┌──

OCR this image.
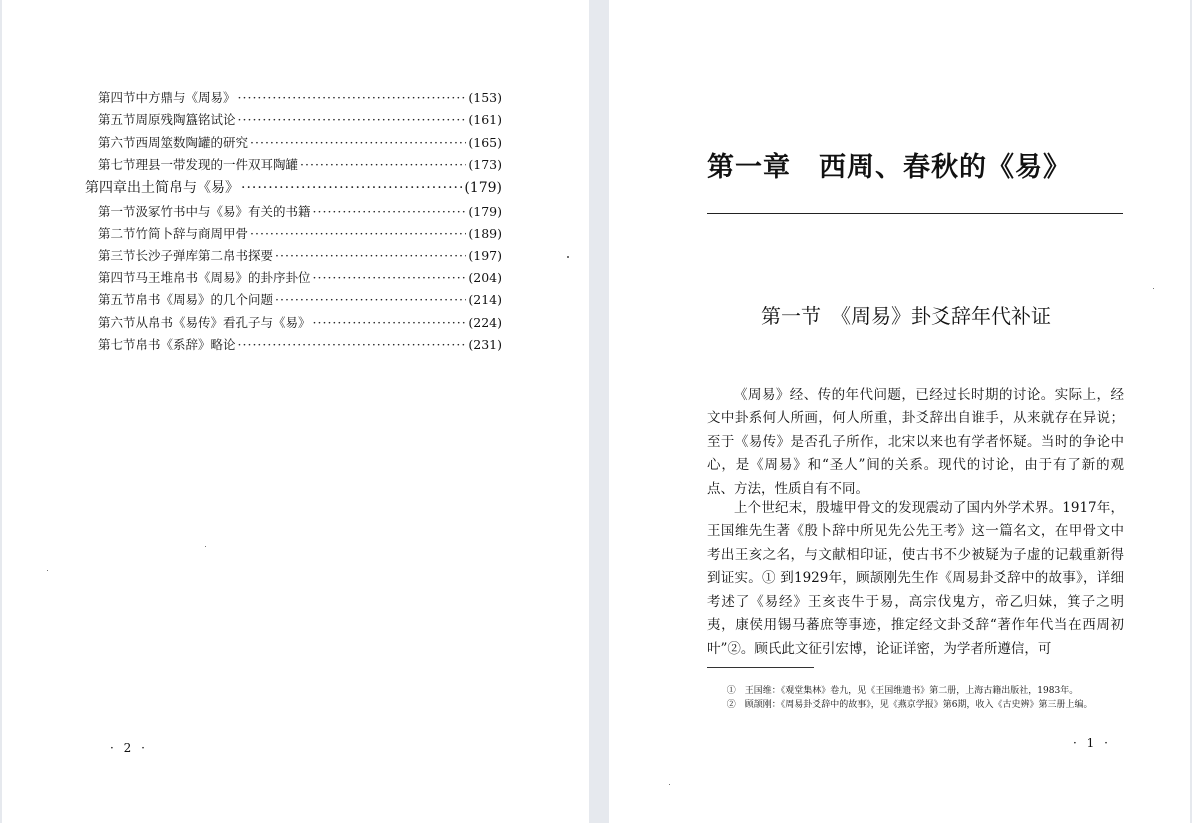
第四节 中方鼎与《周易》 ·····	(153)
第五节 周原残陶簋铭试论 ·····	(161)
第六节 西周筮数陶罐的研究 ·····	(165)
第七节 理县一带发现的一件双耳陶罐 ·····	(173)
第四章 出土简帛与《易》 ·····	(179)
第一节 汲冢竹书中与《易》有关的书籍 ·····	(179)
第二节 竹简卜辞与商周甲骨 ·····	(189)
第三节 长沙子弹库第二帛书探要 ·····	(197)
第四节 马王堆帛书《周易》的卦序卦位 ·····	(204)
第五节 帛书《周易》的几个问题 ·····	(214)
第六节 从帛书《易传》看孔子与《易》 ·····	(224)
第七节 帛书《系辞》略论 ·····	(231)
· 2 ·
第一章　西周、春秋的《易》
第一节　《周易》卦爻辞年代补证

《周易》经、传的年代问题，已经过长时期的讨论。实际上，经文中卦系何人所画，何人所重，卦爻辞出自谁手，从来就存在异说；至于《易传》是否孔子所作，北宋以来也有学者怀疑。当时的争论中心，是《周易》和“圣人”间的关系。现代的讨论，由于有了新的观点、方法，性质自有不同。

上个世纪末，殷墟甲骨文的发现震动了国内外学术界。1917年，王国维先生著《殷卜辞中所见先公先王考》这一篇名文，在甲骨文中考出王亥之名，与文献相印证，使古书不少被疑为子虚的记载重新得到证实。① 到1929年，顾颉刚先生作《周易卦爻辞中的故事》，详细考述了《易经》王亥丧牛于易，高宗伐鬼方，帝乙归妹，箕子之明夷，康侯用锡马蕃庶等事迹，推定经文卦爻辞“著作年代当在西周初叶”②。顾氏此文征引宏博，论证详密，为学者所遵信，可

①　王国维：《观堂集林》卷九，见《王国维遗书》第二册，上海古籍出版社，1983年。
②　顾颉刚：《周易卦爻辞中的故事》，见《燕京学报》第6期，收入《古史辨》第三册上编。
· 1 ·
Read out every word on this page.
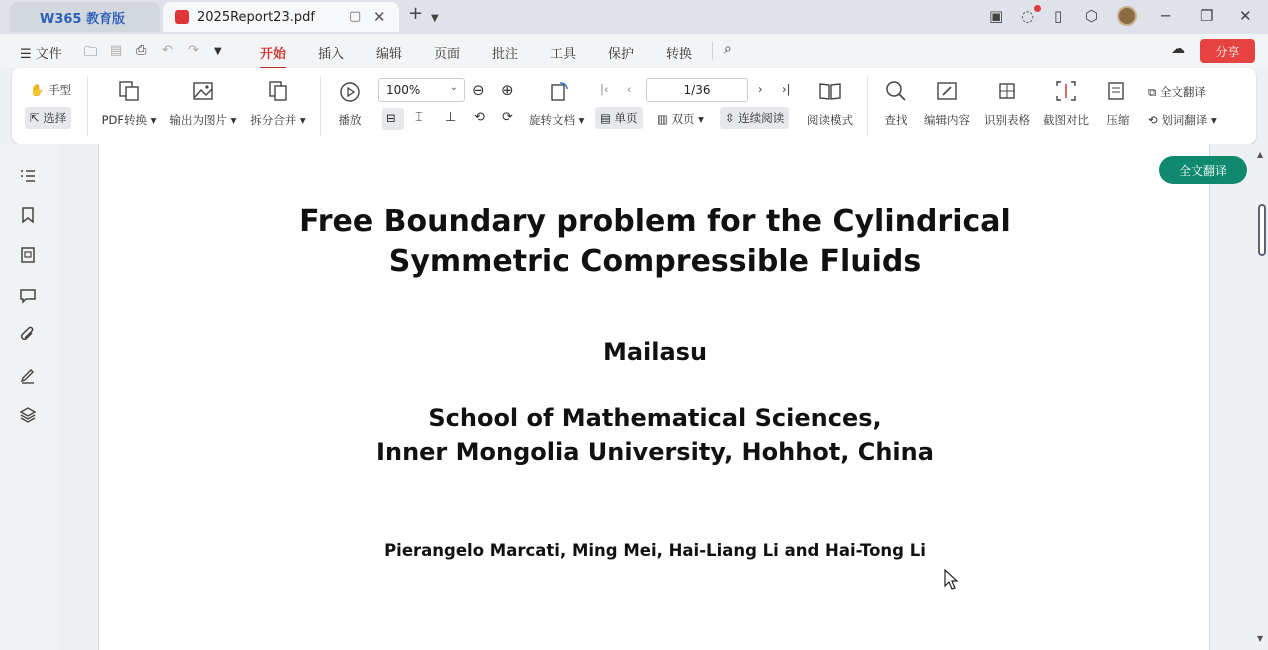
W365 教育版	2025Report23.pdf	▢ ✕ + ▼	▣ ◌ ▯ ⬡	─ ❐ ✕
☰ 文件 🗀 ▤ ⎙ ↶ ↷ ▼	开始 插入 编辑 页面 批注 工具 保护 转换 ⌕	☁	分享
✋ 手型
⇱ 选择	PDF转换 ▾ 输出为图片 ▾ 拆分合并 ▾	播放
100%	⌄ ⊖ ⊕
⊟	⌶ ⊥ ⟲ ⟳ 旋转文档 ▾
|‹ ‹	1/36	› ›|
▤ 单页	▥ 双页 ▾	⇳ 连续阅读	阅读模式	查找 编辑内容 识别表格 截图对比 压缩
⧉ 全文翻译
⟲ 划词翻译 ▾
Free Boundary problem for the Cylindrical
Symmetric Compressible Fluids
Mailasu
School of Mathematical Sciences,
Inner Mongolia University, Hohhot, China
Pierangelo Marcati, Ming Mei, Hai-Liang Li and Hai-Tong Li
全文翻译
▲
▼
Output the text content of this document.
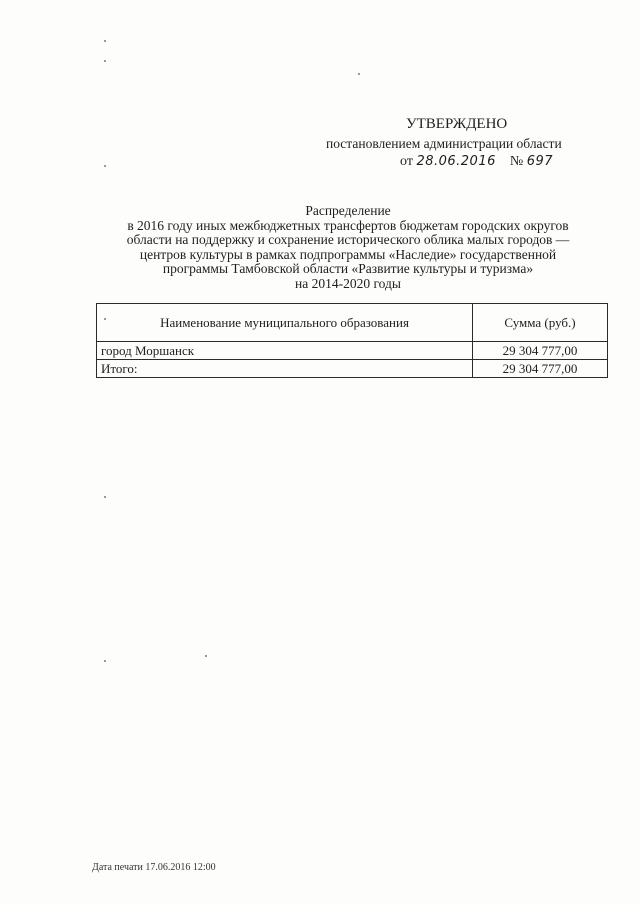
УТВЕРЖДЕНО
постановлением администрации области
от 28.06.2016 № 697
Распределение
в 2016 году иных межбюджетных трансфертов бюджетам городских округов
области на поддержку и сохранение исторического облика малых городов —
центров культуры в рамках подпрограммы «Наследие» государственной
программы Тамбовской области «Развитие культуры и туризма»
на 2014-2020 годы
Наименование муниципального образования	Сумма (руб.)
город Моршанск	29 304 777,00
Итого:	29 304 777,00
Дата печати 17.06.2016 12:00
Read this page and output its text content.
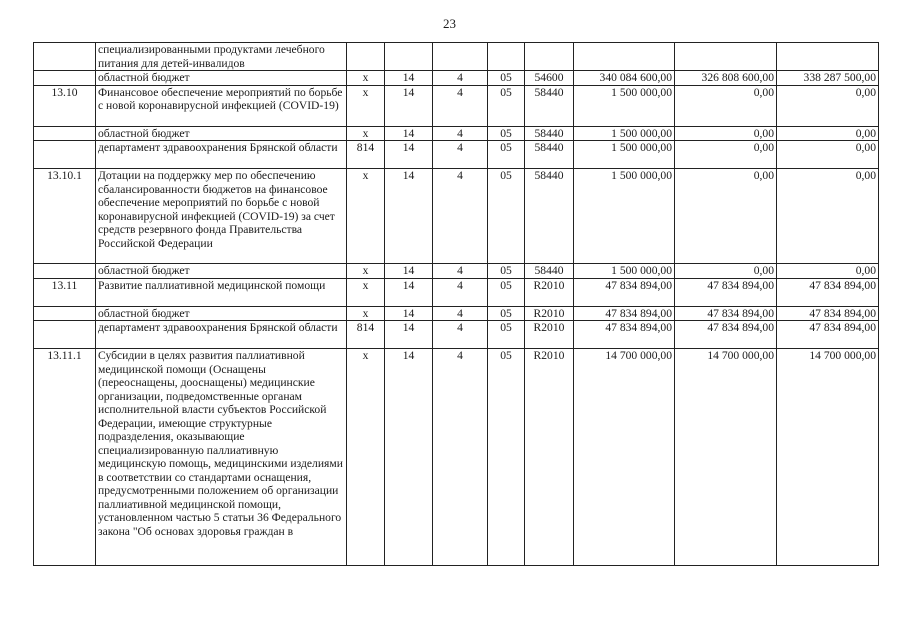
23
	специализированными продуктами лечебного питания для детей-инвалидов								
	областной бюджет	х	14	4	05	54600	340 084 600,00	326 808 600,00	338 287 500,00
13.10	Финансовое обеспечение мероприятий по борьбе с новой коронавирусной инфекцией (COVID-19)	х	14	4	05	58440	1 500 000,00	0,00	0,00
	областной бюджет	х	14	4	05	58440	1 500 000,00	0,00	0,00
	департамент здравоохранения Брянской области	814	14	4	05	58440	1 500 000,00	0,00	0,00
13.10.1	Дотации на поддержку мер по обеспечению сбалансированности бюджетов на финансовое обеспечение мероприятий по борьбе с новой коронавирусной инфекцией (COVID-19) за счет средств резервного фонда Правительства Российской Федерации	х	14	4	05	58440	1 500 000,00	0,00	0,00
	областной бюджет	х	14	4	05	58440	1 500 000,00	0,00	0,00
13.11	Развитие паллиативной медицинской помощи	х	14	4	05	R2010	47 834 894,00	47 834 894,00	47 834 894,00
	областной бюджет	х	14	4	05	R2010	47 834 894,00	47 834 894,00	47 834 894,00
	департамент здравоохранения Брянской области	814	14	4	05	R2010	47 834 894,00	47 834 894,00	47 834 894,00
13.11.1	Субсидии в целях развития паллиативной медицинской помощи (Оснащены (переоснащены, дооснащены) медицинские организации, подведомственные органам исполнительной власти субъектов Российской Федерации, имеющие структурные подразделения, оказывающие специализированную паллиативную медицинскую помощь, медицинскими изделиями в соответствии со стандартами оснащения, предусмотренными положением об организации паллиативной медицинской помощи, установленном частью 5 статьи 36 Федерального закона "Об основах здоровья граждан в	х	14	4	05	R2010	14 700 000,00	14 700 000,00	14 700 000,00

└──

◆ What to produce
What is the number of lines that hold the string "content"? Give it alone.

◆ Exercise result
2